Given problem
Output the data that follows exactly, line for line.

Records to use
------

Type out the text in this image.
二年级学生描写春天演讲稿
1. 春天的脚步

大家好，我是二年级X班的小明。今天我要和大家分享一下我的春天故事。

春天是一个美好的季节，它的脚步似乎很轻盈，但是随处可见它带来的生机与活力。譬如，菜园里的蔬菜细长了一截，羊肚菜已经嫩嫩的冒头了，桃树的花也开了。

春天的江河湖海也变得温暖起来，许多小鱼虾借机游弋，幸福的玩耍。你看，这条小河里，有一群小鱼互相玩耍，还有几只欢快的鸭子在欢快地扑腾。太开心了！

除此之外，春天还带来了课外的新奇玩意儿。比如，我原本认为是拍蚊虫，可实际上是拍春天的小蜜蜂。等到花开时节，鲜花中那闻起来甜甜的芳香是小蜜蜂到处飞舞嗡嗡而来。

------

Complete answer
Type out the text in this image.
二年级学生描写春天演讲稿
1. 春天的脚步

大家好，我是二年级X班的小明。今天我要和大家分享一下我的春天故事。

春天是一个美好的季节，它的脚步似乎很轻盈，但是随处可见它带来的生机与活力。譬如，菜园里的蔬菜细长了一截，羊肚菜已经嫩嫩的冒头了，桃树的花也开了。

春天的江河湖海也变得温暖起来，许多小鱼虾借机游弋，幸福的玩耍。你看，这条小河里，有一群小鱼互相玩耍，还有几只欢快的鸭子在欢快地扑腾。太开心了！

除此之外，春天还带来了课外的新奇玩意儿。比如，我原本认为是拍蚊虫，可实际上是拍春天的小蜜蜂。等到花开时节，鲜花中那闻起来甜甜的芳香是小蜜蜂到处飞舞嗡嗡而来。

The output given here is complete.